Dataset listings of figures
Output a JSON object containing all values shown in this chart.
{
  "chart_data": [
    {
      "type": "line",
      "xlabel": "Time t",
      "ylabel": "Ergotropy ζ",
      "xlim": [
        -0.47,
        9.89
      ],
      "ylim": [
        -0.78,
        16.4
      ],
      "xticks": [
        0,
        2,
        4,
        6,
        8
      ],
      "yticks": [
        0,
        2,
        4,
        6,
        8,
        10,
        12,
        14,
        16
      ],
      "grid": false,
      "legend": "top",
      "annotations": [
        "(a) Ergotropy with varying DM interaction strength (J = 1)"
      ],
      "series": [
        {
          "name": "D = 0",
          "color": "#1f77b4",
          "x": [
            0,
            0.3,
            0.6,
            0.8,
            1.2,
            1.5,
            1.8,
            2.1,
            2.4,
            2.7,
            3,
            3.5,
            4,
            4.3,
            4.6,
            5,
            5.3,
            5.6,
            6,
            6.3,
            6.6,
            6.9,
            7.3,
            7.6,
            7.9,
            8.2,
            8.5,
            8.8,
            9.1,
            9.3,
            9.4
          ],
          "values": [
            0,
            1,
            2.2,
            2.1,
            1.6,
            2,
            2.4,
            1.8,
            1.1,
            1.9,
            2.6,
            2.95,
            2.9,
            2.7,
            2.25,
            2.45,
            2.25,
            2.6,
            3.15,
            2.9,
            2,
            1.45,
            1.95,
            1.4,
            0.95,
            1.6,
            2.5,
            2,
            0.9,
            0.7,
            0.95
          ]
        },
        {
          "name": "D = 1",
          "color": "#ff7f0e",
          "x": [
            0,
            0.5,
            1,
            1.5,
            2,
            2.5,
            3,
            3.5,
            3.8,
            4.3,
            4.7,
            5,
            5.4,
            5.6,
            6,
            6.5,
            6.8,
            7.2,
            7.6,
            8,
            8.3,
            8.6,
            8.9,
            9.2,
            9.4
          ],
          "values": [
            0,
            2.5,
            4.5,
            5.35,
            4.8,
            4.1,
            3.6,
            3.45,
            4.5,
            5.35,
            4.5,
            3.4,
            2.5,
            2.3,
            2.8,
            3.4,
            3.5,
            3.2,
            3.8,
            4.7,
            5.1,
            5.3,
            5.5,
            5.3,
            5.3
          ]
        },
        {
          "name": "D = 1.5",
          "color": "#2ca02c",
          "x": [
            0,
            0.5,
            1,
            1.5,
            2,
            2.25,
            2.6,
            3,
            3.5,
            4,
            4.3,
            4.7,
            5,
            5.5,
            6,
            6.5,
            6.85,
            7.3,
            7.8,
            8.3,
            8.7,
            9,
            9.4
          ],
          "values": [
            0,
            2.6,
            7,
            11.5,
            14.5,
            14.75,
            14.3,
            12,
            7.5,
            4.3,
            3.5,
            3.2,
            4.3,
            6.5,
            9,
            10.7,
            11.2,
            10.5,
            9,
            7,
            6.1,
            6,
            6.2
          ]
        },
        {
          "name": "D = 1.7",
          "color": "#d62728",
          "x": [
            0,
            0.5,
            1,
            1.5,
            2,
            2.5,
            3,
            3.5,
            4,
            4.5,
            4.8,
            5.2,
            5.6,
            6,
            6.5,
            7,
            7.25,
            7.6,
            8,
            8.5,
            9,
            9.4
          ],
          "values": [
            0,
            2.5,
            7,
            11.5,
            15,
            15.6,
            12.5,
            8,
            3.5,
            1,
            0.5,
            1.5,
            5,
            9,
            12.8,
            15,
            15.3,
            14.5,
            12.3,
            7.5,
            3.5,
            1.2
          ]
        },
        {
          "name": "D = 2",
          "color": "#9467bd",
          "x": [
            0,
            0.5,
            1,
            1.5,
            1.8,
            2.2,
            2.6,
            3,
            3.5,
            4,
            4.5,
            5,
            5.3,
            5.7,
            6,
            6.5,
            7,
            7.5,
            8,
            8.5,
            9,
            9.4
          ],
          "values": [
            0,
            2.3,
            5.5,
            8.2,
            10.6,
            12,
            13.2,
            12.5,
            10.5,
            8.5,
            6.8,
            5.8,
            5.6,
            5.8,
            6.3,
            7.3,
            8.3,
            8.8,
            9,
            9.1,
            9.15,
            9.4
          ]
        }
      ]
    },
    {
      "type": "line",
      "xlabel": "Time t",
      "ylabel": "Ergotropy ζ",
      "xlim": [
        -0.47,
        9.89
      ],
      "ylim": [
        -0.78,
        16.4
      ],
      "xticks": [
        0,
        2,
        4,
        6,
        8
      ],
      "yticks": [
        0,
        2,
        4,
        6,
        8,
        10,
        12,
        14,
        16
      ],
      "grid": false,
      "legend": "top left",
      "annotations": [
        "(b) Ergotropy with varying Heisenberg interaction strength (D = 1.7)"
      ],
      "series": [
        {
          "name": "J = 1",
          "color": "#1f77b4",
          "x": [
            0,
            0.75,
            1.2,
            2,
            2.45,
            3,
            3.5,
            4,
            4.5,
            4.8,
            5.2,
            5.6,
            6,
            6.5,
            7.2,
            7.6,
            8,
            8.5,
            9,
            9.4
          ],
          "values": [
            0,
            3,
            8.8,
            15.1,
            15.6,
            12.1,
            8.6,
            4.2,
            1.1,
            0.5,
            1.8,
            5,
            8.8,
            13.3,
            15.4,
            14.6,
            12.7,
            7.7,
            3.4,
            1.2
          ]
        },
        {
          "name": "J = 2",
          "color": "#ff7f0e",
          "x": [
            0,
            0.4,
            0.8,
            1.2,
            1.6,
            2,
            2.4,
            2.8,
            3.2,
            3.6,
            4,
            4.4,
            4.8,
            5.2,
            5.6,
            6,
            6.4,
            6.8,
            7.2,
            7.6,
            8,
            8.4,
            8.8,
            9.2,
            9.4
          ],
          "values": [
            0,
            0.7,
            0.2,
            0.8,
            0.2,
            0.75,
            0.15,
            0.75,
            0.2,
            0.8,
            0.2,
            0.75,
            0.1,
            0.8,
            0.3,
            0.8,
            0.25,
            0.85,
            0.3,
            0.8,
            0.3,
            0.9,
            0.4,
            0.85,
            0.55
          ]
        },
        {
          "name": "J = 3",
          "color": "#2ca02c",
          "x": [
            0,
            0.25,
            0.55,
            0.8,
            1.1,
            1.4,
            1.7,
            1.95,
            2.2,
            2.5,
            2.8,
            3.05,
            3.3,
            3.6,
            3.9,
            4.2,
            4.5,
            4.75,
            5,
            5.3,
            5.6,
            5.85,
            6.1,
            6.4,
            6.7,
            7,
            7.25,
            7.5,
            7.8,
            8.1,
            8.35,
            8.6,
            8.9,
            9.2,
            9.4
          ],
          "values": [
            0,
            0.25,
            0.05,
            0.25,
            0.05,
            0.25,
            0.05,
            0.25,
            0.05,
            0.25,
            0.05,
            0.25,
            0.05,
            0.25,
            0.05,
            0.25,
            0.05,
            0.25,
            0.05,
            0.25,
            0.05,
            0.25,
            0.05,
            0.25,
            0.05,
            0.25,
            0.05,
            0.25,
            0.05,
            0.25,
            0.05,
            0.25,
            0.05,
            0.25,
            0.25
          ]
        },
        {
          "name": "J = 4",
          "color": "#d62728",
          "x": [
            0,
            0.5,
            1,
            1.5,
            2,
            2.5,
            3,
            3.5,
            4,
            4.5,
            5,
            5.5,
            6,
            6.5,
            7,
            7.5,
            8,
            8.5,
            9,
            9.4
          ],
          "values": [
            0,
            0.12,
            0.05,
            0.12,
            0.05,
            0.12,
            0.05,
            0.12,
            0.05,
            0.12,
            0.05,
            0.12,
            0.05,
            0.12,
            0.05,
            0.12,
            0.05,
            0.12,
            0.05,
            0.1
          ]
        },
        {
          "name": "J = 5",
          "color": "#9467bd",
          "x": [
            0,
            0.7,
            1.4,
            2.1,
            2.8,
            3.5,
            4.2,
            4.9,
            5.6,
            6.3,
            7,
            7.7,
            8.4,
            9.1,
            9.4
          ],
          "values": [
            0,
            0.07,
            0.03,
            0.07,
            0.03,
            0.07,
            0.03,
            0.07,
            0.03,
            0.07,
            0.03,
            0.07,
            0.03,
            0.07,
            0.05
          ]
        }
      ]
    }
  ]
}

REQUIRED TASK - What is the number of lines in the records above that include the word "Ergotropy"? Reply with that number and nothing more.

RESULT - 4